[Raw records]
————————
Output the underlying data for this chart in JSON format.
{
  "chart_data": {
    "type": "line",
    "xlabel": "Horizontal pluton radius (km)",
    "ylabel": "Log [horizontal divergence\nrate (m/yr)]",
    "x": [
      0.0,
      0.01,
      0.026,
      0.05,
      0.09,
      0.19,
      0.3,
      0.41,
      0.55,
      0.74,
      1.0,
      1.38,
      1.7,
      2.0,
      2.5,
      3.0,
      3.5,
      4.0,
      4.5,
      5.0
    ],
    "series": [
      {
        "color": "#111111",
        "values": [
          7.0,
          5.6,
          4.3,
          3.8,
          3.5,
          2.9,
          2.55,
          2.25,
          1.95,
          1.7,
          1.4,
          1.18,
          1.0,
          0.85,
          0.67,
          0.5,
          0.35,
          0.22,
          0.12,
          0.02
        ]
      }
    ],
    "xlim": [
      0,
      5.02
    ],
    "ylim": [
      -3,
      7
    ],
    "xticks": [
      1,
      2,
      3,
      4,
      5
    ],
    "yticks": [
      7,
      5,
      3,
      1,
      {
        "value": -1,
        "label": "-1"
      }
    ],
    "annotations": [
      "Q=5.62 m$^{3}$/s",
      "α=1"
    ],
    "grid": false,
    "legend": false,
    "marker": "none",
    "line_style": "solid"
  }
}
————————
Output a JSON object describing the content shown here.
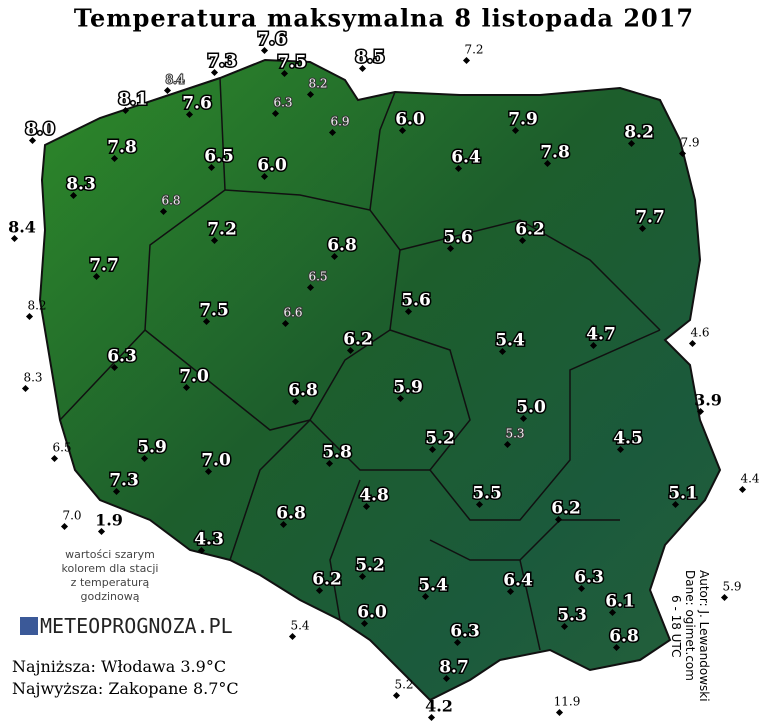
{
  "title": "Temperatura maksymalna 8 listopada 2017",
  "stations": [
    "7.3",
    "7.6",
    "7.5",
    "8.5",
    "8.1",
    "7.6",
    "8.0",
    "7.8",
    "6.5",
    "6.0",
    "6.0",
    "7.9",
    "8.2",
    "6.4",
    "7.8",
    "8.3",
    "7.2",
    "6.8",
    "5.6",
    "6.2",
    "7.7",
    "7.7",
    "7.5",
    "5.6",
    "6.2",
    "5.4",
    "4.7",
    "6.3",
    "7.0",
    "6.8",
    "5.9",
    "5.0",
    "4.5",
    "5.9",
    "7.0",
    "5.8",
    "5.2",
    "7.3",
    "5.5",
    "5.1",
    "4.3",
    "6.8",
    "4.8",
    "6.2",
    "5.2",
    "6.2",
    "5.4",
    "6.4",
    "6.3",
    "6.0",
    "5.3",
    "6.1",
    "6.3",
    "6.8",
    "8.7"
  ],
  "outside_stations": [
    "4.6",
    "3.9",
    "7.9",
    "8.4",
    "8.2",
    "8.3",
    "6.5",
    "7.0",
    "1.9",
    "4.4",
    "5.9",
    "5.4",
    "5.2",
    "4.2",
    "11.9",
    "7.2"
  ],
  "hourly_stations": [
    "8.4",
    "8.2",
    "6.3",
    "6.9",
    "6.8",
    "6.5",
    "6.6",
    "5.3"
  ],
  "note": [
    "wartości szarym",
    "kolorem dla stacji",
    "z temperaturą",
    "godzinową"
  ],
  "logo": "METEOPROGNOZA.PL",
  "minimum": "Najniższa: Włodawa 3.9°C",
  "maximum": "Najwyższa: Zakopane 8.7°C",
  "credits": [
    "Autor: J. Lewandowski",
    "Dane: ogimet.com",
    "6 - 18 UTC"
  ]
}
————————
## [Work to be completed]
Return each line where "JSON" shows up.

## [Right answer]
Output the underlying data for this chart in JSON format.
Output a JSON object describing the content shown here.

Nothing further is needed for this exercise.